── Material provided
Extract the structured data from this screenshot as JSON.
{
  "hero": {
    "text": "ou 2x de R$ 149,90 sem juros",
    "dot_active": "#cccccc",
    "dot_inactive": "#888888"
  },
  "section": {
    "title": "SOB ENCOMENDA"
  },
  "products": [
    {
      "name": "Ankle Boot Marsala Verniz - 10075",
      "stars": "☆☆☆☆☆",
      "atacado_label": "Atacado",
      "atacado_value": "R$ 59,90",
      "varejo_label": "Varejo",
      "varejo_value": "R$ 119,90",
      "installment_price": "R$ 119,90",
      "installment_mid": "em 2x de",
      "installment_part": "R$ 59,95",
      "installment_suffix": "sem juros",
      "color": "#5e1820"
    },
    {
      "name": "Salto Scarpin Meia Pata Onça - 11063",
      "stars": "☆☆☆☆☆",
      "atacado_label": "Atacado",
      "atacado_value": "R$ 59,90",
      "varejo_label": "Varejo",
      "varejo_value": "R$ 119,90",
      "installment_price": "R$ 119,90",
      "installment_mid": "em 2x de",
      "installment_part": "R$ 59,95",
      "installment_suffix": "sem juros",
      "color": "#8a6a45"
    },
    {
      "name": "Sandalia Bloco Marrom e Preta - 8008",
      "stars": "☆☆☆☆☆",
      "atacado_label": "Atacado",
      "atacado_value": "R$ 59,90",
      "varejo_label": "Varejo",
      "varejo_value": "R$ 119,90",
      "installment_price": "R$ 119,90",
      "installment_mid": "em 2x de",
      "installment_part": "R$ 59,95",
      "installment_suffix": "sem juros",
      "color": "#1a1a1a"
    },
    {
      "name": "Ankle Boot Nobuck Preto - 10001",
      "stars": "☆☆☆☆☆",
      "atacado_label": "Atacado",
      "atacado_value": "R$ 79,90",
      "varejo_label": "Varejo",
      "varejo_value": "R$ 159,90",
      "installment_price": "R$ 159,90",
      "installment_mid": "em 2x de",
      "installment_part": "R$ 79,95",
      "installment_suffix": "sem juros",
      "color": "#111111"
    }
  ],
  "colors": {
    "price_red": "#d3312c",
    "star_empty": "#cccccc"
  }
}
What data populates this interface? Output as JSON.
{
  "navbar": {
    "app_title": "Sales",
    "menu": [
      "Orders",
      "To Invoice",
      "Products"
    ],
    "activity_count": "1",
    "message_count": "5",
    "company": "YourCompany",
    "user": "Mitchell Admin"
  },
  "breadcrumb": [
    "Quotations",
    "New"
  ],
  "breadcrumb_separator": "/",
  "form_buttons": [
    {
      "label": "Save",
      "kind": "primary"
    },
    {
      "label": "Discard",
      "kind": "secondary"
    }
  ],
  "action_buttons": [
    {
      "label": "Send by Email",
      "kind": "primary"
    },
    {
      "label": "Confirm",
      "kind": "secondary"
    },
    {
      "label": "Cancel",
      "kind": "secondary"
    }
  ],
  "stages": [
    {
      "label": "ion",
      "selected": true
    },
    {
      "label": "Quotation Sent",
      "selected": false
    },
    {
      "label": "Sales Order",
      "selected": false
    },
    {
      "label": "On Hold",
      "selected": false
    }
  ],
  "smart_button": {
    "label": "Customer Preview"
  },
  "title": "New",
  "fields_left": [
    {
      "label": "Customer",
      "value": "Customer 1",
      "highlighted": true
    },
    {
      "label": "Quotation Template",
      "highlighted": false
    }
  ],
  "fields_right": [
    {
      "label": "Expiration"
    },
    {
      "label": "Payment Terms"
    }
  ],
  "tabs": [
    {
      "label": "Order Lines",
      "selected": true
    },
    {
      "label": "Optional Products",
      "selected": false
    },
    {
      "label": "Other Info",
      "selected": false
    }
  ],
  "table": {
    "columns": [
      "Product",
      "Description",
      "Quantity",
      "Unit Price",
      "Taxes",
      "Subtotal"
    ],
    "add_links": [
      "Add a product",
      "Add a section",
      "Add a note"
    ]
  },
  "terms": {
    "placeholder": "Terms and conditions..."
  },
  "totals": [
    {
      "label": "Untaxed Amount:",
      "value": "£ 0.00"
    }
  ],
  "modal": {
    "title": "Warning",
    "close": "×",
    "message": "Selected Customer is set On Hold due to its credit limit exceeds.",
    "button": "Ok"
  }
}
────
### Challenge
Copy all the records above precisely.

### Answer to the task
Extract the structured data from this screenshot as JSON.
{
  "hero": {
    "text": "ou 2x de R$ 149,90 sem juros",
    "dot_active": "#cccccc",
    "dot_inactive": "#888888"
  },
  "section": {
    "title": "SOB ENCOMENDA"
  },
  "products": [
    {
      "name": "Ankle Boot Marsala Verniz - 10075",
      "stars": "☆☆☆☆☆",
      "atacado_label": "Atacado",
      "atacado_value": "R$ 59,90",
      "varejo_label": "Varejo",
      "varejo_value": "R$ 119,90",
      "installment_price": "R$ 119,90",
      "installment_mid": "em 2x de",
      "installment_part": "R$ 59,95",
      "installment_suffix": "sem juros",
      "color": "#5e1820"
    },
    {
      "name": "Salto Scarpin Meia Pata Onça - 11063",
      "stars": "☆☆☆☆☆",
      "atacado_label": "Atacado",
      "atacado_value": "R$ 59,90",
      "varejo_label": "Varejo",
      "varejo_value": "R$ 119,90",
      "installment_price": "R$ 119,90",
      "installment_mid": "em 2x de",
      "installment_part": "R$ 59,95",
      "installment_suffix": "sem juros",
      "color": "#8a6a45"
    },
    {
      "name": "Sandalia Bloco Marrom e Preta - 8008",
      "stars": "☆☆☆☆☆",
      "atacado_label": "Atacado",
      "atacado_value": "R$ 59,90",
      "varejo_label": "Varejo",
      "varejo_value": "R$ 119,90",
      "installment_price": "R$ 119,90",
      "installment_mid": "em 2x de",
      "installment_part": "R$ 59,95",
      "installment_suffix": "sem juros",
      "color": "#1a1a1a"
    },
    {
      "name": "Ankle Boot Nobuck Preto - 10001",
      "stars": "☆☆☆☆☆",
      "atacado_label": "Atacado",
      "atacado_value": "R$ 79,90",
      "varejo_label": "Varejo",
      "varejo_value": "R$ 159,90",
      "installment_price": "R$ 159,90",
      "installment_mid": "em 2x de",
      "installment_part": "R$ 79,95",
      "installment_suffix": "sem juros",
      "color": "#111111"
    }
  ],
  "colors": {
    "price_red": "#d3312c",
    "star_empty": "#cccccc"
  }
}
What data populates this interface? Output as JSON.
{
  "navbar": {
    "app_title": "Sales",
    "menu": [
      "Orders",
      "To Invoice",
      "Products"
    ],
    "activity_count": "1",
    "message_count": "5",
    "company": "YourCompany",
    "user": "Mitchell Admin"
  },
  "breadcrumb": [
    "Quotations",
    "New"
  ],
  "breadcrumb_separator": "/",
  "form_buttons": [
    {
      "label": "Save",
      "kind": "primary"
    },
    {
      "label": "Discard",
      "kind": "secondary"
    }
  ],
  "action_buttons": [
    {
      "label": "Send by Email",
      "kind": "primary"
    },
    {
      "label": "Confirm",
      "kind": "secondary"
    },
    {
      "label": "Cancel",
      "kind": "secondary"
    }
  ],
  "stages": [
    {
      "label": "ion",
      "selected": true
    },
    {
      "label": "Quotation Sent",
      "selected": false
    },
    {
      "label": "Sales Order",
      "selected": false
    },
    {
      "label": "On Hold",
      "selected": false
    }
  ],
  "smart_button": {
    "label": "Customer Preview"
  },
  "title": "New",
  "fields_left": [
    {
      "label": "Customer",
      "value": "Customer 1",
      "highlighted": true
    },
    {
      "label": "Quotation Template",
      "highlighted": false
    }
  ],
  "fields_right": [
    {
      "label": "Expiration"
    },
    {
      "label": "Payment Terms"
    }
  ],
  "tabs": [
    {
      "label": "Order Lines",
      "selected": true
    },
    {
      "label": "Optional Products",
      "selected": false
    },
    {
      "label": "Other Info",
      "selected": false
    }
  ],
  "table": {
    "columns": [
      "Product",
      "Description",
      "Quantity",
      "Unit Price",
      "Taxes",
      "Subtotal"
    ],
    "add_links": [
      "Add a product",
      "Add a section",
      "Add a note"
    ]
  },
  "terms": {
    "placeholder": "Terms and conditions..."
  },
  "totals": [
    {
      "label": "Untaxed Amount:",
      "value": "£ 0.00"
    }
  ],
  "modal": {
    "title": "Warning",
    "close": "×",
    "message": "Selected Customer is set On Hold due to its credit limit exceeds.",
    "button": "Ok"
  }
}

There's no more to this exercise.